**EXERCICES À RÉALISER**.
• 1. Retapez à l'identique le passage de la critique qui commence par les mots contenant « Un docteur en » et se termine par « la vie ordinaire. ».
• 2. Indiquez, s'il vous plaît, où vit Sam, le frère de Max, d'après la critique.

**SECTION DE TEXTE**.
+-------+

Rien
ne manque dans cet intérieur qui perce le quatrième mur :
aspirateur, four, cuisinière, réfrigérateur. Bouteilles vides,
mégots, revues, vêtements jonchent le sol ; un désordre masculin.
Deux poissons rouges jaunes tournent en rond dans leur aquarium
bancal. Au mur noirci par quelque chose qui aurait brûlé, une photo
de femme. Rien ne manque dans cet intérieur, sauf une femme.
Max
(Bruno Ganz, lion magnifique et touchant dans sa violence de façade),
le patriarche coupeur, cherche des ciseaux et manie la feuille de
boucher. Joey (Louis Garrel, tout en muscles et gnons) le fils
benjamin, démolisseur et boxeur, caricature de testostérone,
s'épuise en pompes, dips, sauts à la corde. Lenny (Micha Lescot,
mou et inquiétant à la fois) le cadet dégingandé, la petite
frappe qui ne sait que faire de son corps, cogne les femmes. Sam
(Pascal Greggory, faux ventre, feux cheveux, faux-jeton), le frère
taxi de Max, en apparente rondeur bonhomme qui n'aspire qu'à être
le meilleur chauffeur, vit dans la caravane qu'on aperçoit dans le
garage, à l'écart. On mange, on boit, on fume beaucoup, pour
combler ses frustrations. Quelques mots de tendresse et c'est
aussitôt le contrepoint de la violence, masque de l'amour trop
difficile à exprimer. La porte du réfrigérateur claque souvent,
les poissons rouges jaunes sursautent.
Pascal Greggory, Bruno Ganz, Louis Garrel |
Max
a le nom de ses fils tatoué sur ses bras. Il les porte sur sa peau,
en mère de substitution. Il leur donnait le bain quand ils étaient
petits. Trois fils.
L'aîné,
Teddy (Jérôme Kirscher, violent dans son apathie), débarque en
pleine nuit, sans prévenir, après des années d'absence. Une autre
caricature, intello à lunettes, trench étriqué, cheveux plaqués.
Un docteur en philosophie, qui vit outre-Atlantique dans un milieu
très stimulant, donne des séminaires incompréhensibles et ne
répond pas aux questions qui ne font pas partie de son domaine.
Une table c'est une table. Tautologie de la vie ordinaire.

+-------+

Annotations des zones d'image
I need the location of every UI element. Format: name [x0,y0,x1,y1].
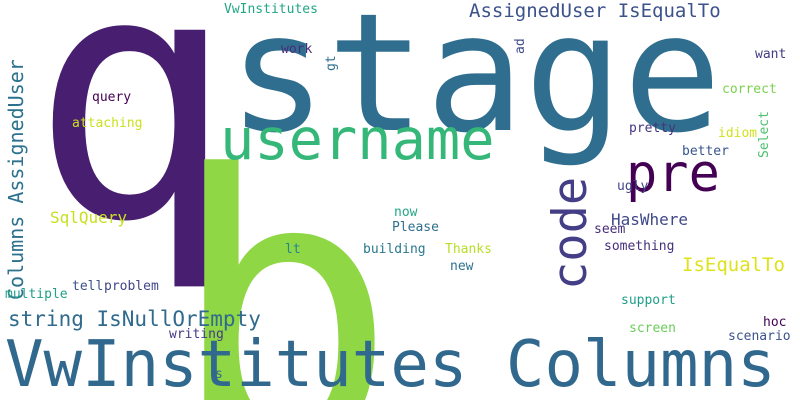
word-pre: pre [626,144,720,204]
word-new: new [450,259,474,274]
word-haswhere: HasWhere [611,210,689,229]
word-tell: tell [72,279,104,294]
word-something: something [604,239,675,254]
word-screen: screen [629,321,676,336]
word-query: query [92,90,132,105]
word-writing: writing [169,327,224,342]
word-correct: correct [722,82,777,97]
word-now: now [394,205,418,220]
word-lt: lt [285,242,301,257]
word-assigneduser-isequalto: AssignedUser IsEqualTo [469,0,721,22]
word-ugly: ugly [617,179,649,194]
word-columns-assigneduser: Columns AssignedUser [4,59,28,300]
word-please: Please [392,220,439,235]
word-select: Select [757,111,772,158]
word-stage: stage [228,0,722,169]
word-multiple: multiple [5,287,68,302]
word-username: username [220,107,495,173]
word-sqlquery: SqlQuery [50,208,128,227]
word-pretty: pretty [629,121,676,136]
word-gt: gt [324,55,339,71]
word-seem: seem [594,222,626,237]
word-q-large-purple: q [30,0,235,296]
word-idiom: idiom [718,126,758,141]
word-work: work [281,42,313,57]
word-hoc: hoc [763,315,787,330]
word-code: code [543,176,598,290]
word-string-isnullorempty: string IsNullOrEmpty [8,307,261,331]
word-isequalto: IsEqualTo [682,254,785,276]
word-vwinstitutes-columns: VwInstitutes Columns [5,328,776,400]
word-building: building [363,242,426,257]
word-support: support [621,293,676,308]
word-scenario: scenario [728,329,791,344]
word-want: want [755,47,787,62]
word-s: s [215,367,223,382]
word-thanks: Thanks [445,242,492,257]
word-problem: problem [104,279,159,294]
word-attaching: attaching [72,116,143,131]
word-better: better [682,144,729,159]
word-ad: ad [513,38,528,54]
word-vwinstitutes: VwInstitutes [224,2,318,17]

+-------+

**RÉSULTATS DES EXERCICES**.
• 1.
Un docteur en philosophie, qui vit outre-Atlantique dans un milieu
très stimulant, donne des séminaires incompréhensibles et ne
répond pas aux questions qui ne font pas partie de son domaine.
Une table c'est une table. Tautologie de la vie ordinaire.

• 2. Dans la caravane qu'on aperçoit dans le garage, à l'écart.